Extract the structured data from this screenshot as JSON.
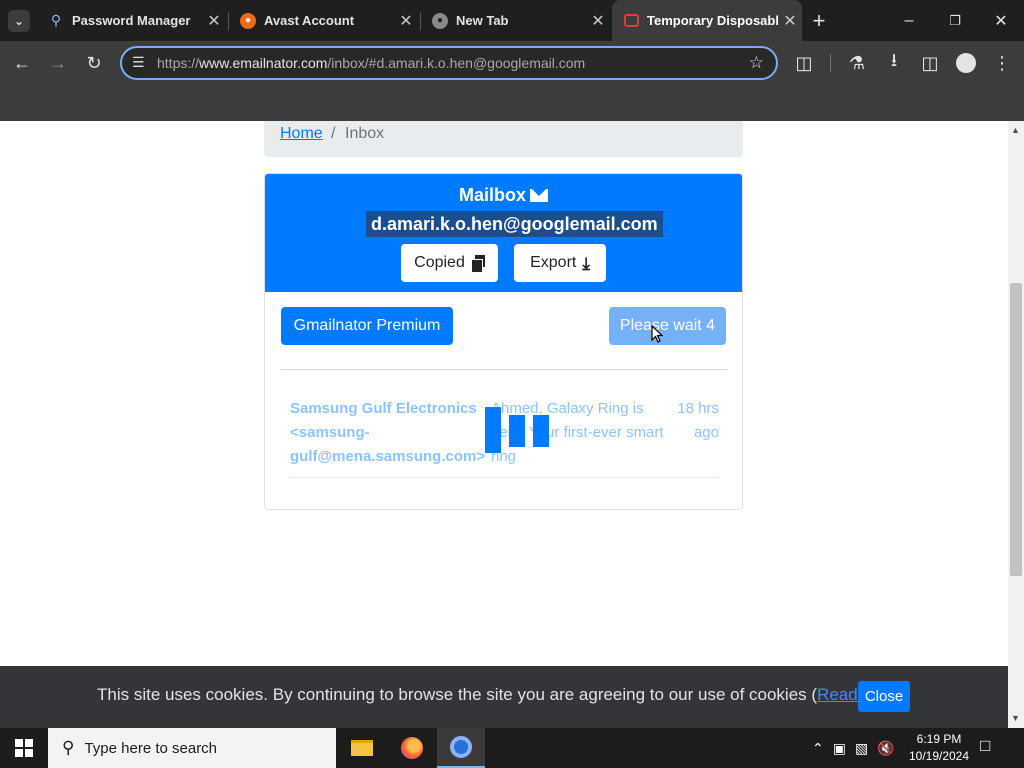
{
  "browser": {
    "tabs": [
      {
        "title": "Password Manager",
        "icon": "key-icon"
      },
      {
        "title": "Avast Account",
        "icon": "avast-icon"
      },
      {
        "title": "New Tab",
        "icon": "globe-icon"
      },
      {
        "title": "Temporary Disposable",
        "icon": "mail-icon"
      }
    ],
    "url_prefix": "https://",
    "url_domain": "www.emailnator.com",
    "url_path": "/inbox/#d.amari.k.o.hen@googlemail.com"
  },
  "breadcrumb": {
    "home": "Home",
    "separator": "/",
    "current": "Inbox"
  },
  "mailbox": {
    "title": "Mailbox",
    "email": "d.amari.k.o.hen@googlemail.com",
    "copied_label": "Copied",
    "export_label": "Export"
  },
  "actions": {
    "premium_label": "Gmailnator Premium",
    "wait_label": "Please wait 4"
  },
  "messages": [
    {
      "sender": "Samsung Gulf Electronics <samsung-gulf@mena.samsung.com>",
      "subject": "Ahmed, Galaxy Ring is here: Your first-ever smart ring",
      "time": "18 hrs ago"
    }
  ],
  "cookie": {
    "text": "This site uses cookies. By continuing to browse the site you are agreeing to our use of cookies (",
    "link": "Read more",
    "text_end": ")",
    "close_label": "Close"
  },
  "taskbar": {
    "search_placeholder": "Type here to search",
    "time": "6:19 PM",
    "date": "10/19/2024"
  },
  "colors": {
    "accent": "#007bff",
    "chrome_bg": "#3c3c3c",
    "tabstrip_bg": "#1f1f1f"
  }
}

■ ■ ■ ■ ■ ■ ■

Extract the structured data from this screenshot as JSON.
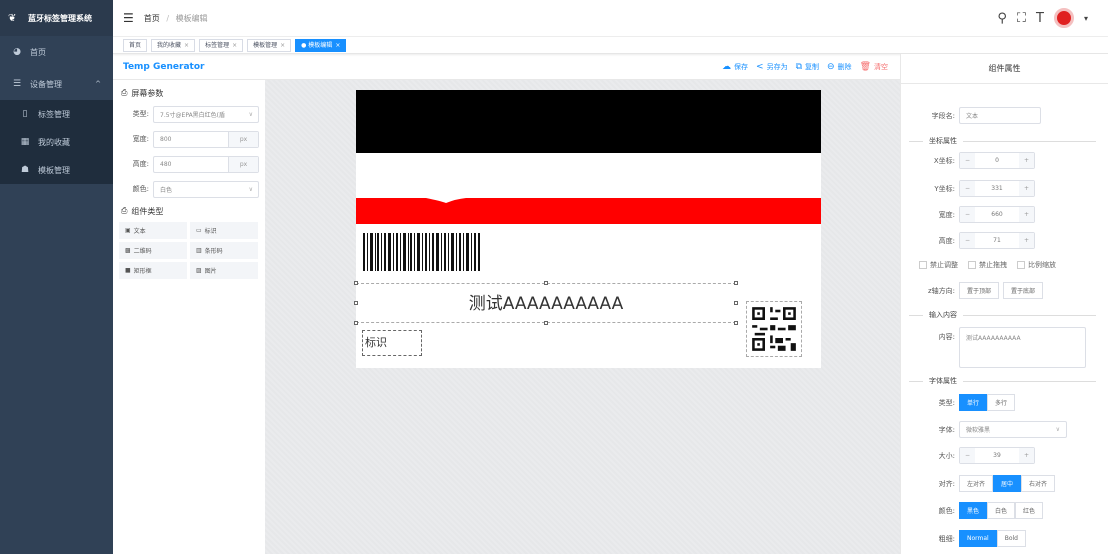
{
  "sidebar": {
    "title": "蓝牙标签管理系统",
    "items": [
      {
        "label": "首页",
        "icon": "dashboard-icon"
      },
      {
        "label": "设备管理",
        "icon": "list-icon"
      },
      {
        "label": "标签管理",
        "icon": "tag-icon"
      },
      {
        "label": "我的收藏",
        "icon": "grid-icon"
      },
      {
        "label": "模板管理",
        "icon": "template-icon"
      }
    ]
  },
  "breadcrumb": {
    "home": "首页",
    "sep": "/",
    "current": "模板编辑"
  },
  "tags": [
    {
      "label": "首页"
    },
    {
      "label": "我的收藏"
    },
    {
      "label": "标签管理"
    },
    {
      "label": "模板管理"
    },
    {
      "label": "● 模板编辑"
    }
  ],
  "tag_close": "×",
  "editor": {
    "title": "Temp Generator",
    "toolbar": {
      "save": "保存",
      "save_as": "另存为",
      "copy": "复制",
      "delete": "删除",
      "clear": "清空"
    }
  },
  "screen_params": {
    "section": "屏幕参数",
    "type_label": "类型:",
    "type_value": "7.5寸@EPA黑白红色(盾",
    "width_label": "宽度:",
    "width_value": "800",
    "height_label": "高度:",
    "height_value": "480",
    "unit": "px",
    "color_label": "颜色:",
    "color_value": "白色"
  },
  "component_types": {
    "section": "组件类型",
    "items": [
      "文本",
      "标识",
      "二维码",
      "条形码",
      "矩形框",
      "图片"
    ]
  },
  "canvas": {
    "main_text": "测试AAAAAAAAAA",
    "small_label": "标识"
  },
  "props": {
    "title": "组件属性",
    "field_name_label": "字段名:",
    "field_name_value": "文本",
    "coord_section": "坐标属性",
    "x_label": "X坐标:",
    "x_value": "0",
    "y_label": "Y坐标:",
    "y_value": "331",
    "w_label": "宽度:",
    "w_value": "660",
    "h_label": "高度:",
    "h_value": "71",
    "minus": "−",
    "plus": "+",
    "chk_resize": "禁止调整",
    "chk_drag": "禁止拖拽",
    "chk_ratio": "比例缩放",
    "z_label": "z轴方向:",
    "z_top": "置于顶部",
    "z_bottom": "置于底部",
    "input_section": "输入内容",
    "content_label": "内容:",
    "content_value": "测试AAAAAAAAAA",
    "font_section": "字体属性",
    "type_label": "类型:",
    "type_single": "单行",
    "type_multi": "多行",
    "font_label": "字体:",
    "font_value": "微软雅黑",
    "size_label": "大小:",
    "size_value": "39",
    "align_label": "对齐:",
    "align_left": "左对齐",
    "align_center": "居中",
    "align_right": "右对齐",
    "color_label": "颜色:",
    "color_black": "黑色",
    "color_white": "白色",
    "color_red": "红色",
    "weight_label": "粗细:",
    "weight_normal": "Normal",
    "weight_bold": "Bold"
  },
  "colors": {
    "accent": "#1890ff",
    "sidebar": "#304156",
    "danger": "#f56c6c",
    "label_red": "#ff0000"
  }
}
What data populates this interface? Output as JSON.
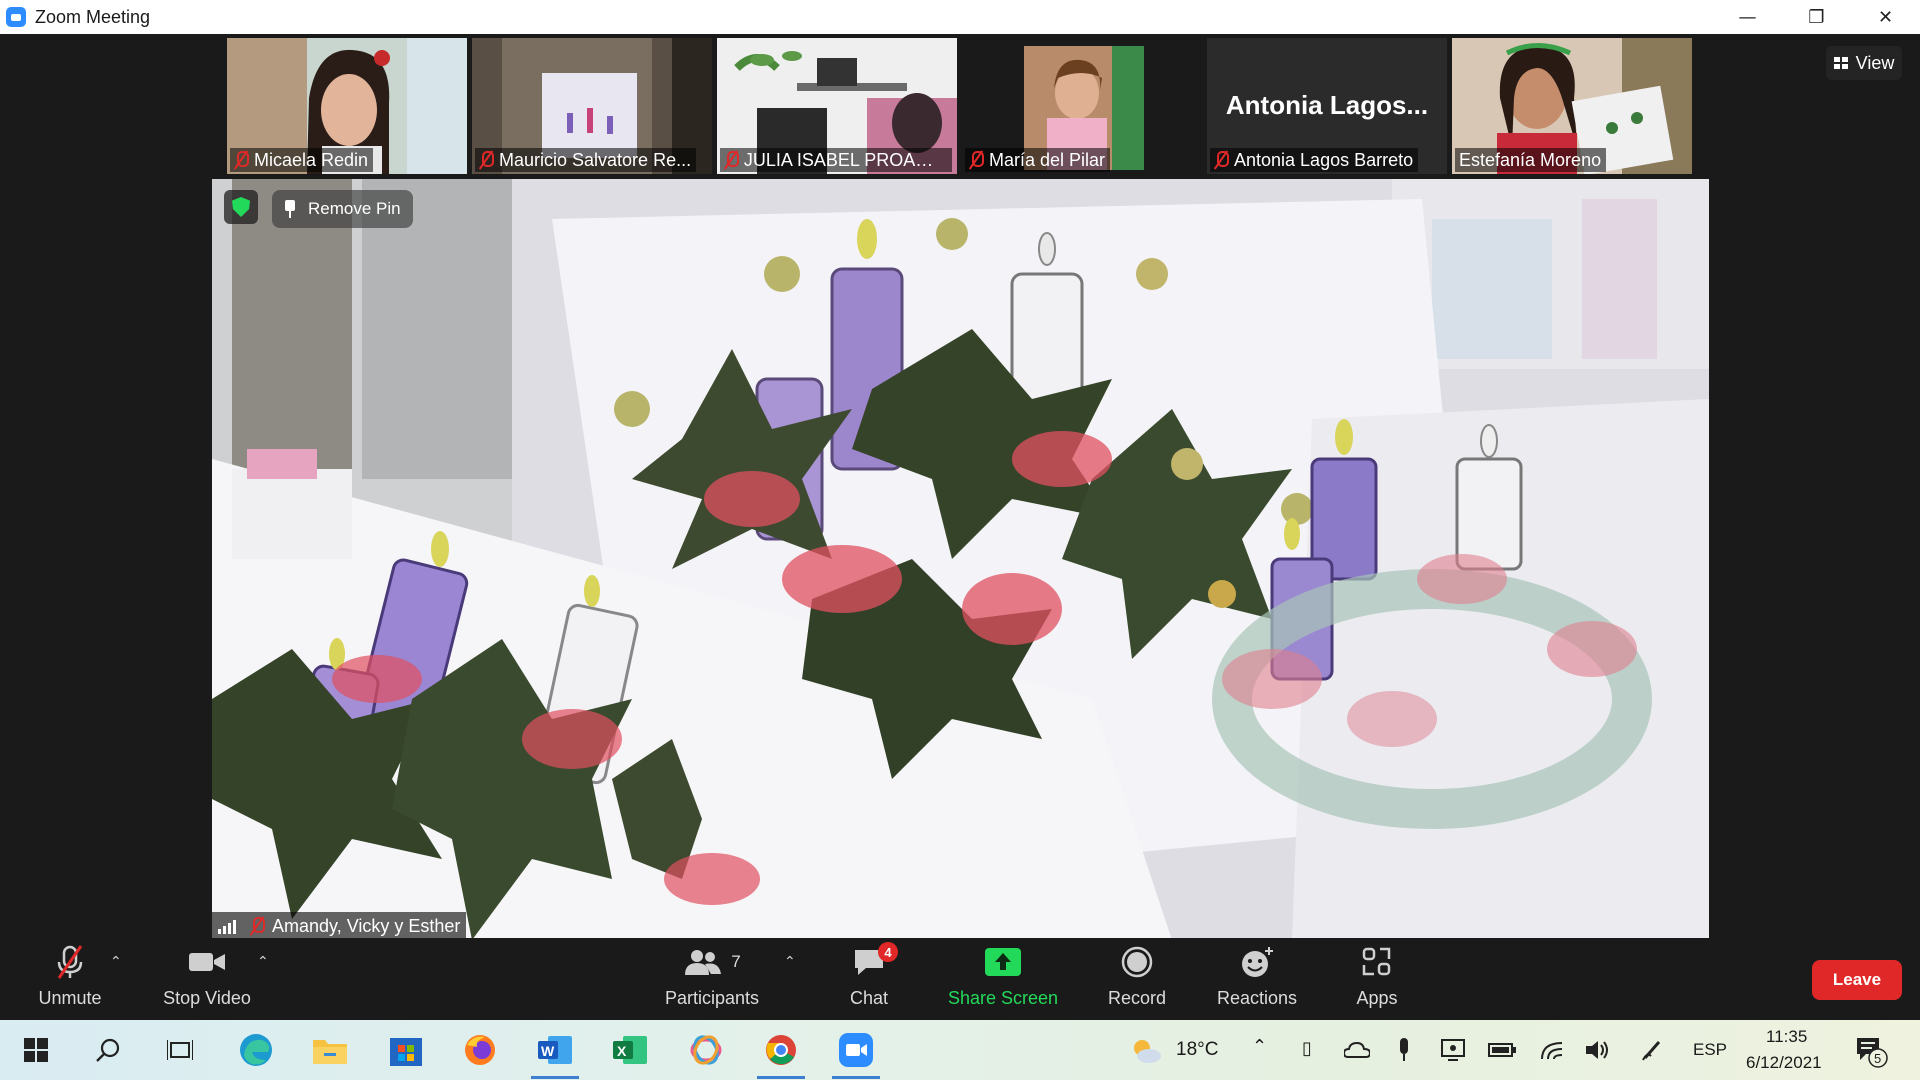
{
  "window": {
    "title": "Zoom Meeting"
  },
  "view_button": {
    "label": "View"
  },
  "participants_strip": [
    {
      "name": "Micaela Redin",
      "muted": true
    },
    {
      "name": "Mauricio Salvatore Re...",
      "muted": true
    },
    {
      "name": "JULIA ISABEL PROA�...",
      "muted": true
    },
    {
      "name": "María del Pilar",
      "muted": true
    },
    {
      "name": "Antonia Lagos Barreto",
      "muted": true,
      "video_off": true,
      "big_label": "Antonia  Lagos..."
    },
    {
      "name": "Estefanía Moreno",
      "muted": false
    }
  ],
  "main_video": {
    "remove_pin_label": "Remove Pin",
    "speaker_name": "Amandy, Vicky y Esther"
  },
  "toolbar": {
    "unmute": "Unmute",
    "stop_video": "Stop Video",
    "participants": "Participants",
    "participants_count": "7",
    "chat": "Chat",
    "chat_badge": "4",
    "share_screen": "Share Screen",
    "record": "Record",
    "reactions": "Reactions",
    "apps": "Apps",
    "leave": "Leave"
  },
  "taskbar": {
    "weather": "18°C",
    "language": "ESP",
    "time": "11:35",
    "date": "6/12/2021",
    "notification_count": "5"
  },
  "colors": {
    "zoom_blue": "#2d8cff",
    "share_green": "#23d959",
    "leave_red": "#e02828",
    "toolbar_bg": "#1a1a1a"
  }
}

■ ■ ■ ■ ■ ■ ■

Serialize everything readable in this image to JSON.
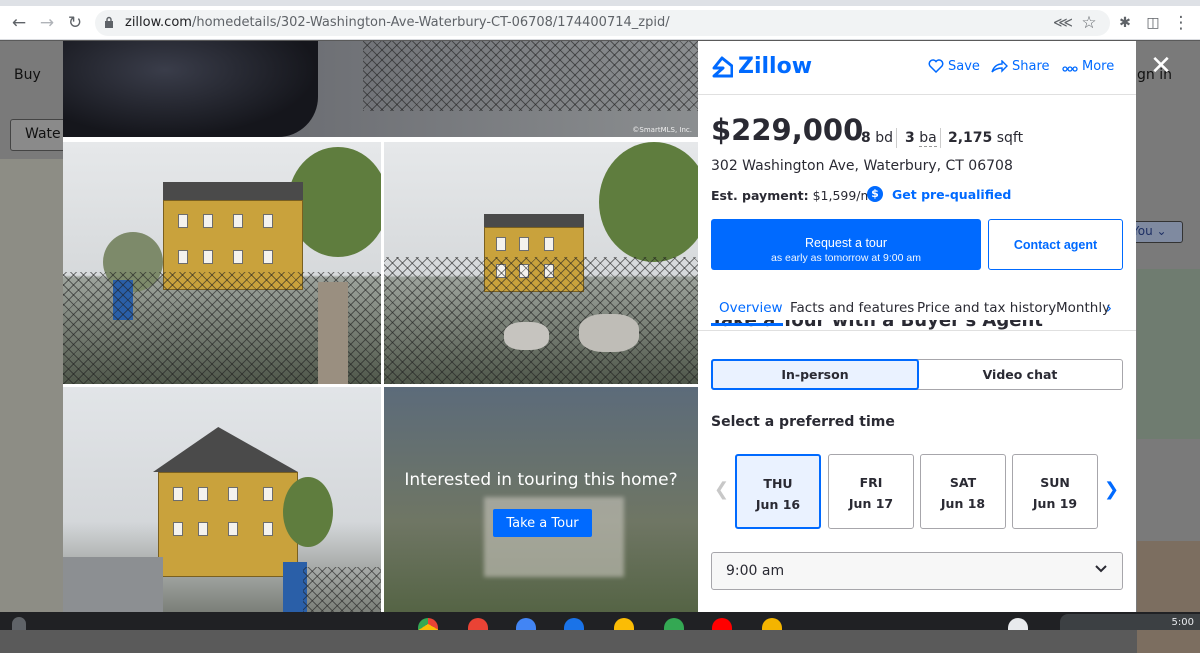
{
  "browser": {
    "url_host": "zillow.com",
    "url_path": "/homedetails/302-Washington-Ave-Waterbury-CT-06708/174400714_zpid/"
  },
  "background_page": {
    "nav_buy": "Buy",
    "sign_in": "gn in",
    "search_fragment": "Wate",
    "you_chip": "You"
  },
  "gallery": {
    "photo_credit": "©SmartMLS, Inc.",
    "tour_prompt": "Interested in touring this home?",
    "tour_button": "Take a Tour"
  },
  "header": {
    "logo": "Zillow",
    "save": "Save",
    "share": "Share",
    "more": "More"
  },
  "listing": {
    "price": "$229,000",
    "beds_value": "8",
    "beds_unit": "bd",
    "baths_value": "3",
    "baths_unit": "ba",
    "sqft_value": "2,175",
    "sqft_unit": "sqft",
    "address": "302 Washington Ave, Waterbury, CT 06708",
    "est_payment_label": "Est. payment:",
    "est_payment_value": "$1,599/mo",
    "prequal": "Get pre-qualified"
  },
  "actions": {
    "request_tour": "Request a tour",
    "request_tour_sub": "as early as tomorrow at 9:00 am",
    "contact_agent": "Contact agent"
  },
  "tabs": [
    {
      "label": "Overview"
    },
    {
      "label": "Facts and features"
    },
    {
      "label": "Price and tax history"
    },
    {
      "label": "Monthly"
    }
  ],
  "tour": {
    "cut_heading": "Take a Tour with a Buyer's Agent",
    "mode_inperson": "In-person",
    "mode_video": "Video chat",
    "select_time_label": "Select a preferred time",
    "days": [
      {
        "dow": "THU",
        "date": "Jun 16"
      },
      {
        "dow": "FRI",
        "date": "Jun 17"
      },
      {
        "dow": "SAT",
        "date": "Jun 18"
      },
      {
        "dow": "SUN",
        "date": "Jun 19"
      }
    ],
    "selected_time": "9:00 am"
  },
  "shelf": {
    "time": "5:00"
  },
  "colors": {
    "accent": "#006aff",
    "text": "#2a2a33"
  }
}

■ ■ ■ ■ ■ ■ ■

List the lines that contain the word "Take".

- **Exercise solution**:
    "tour_button": "Take a Tour"
    "cut_heading": "Take a Tour with a Buyer's Agent",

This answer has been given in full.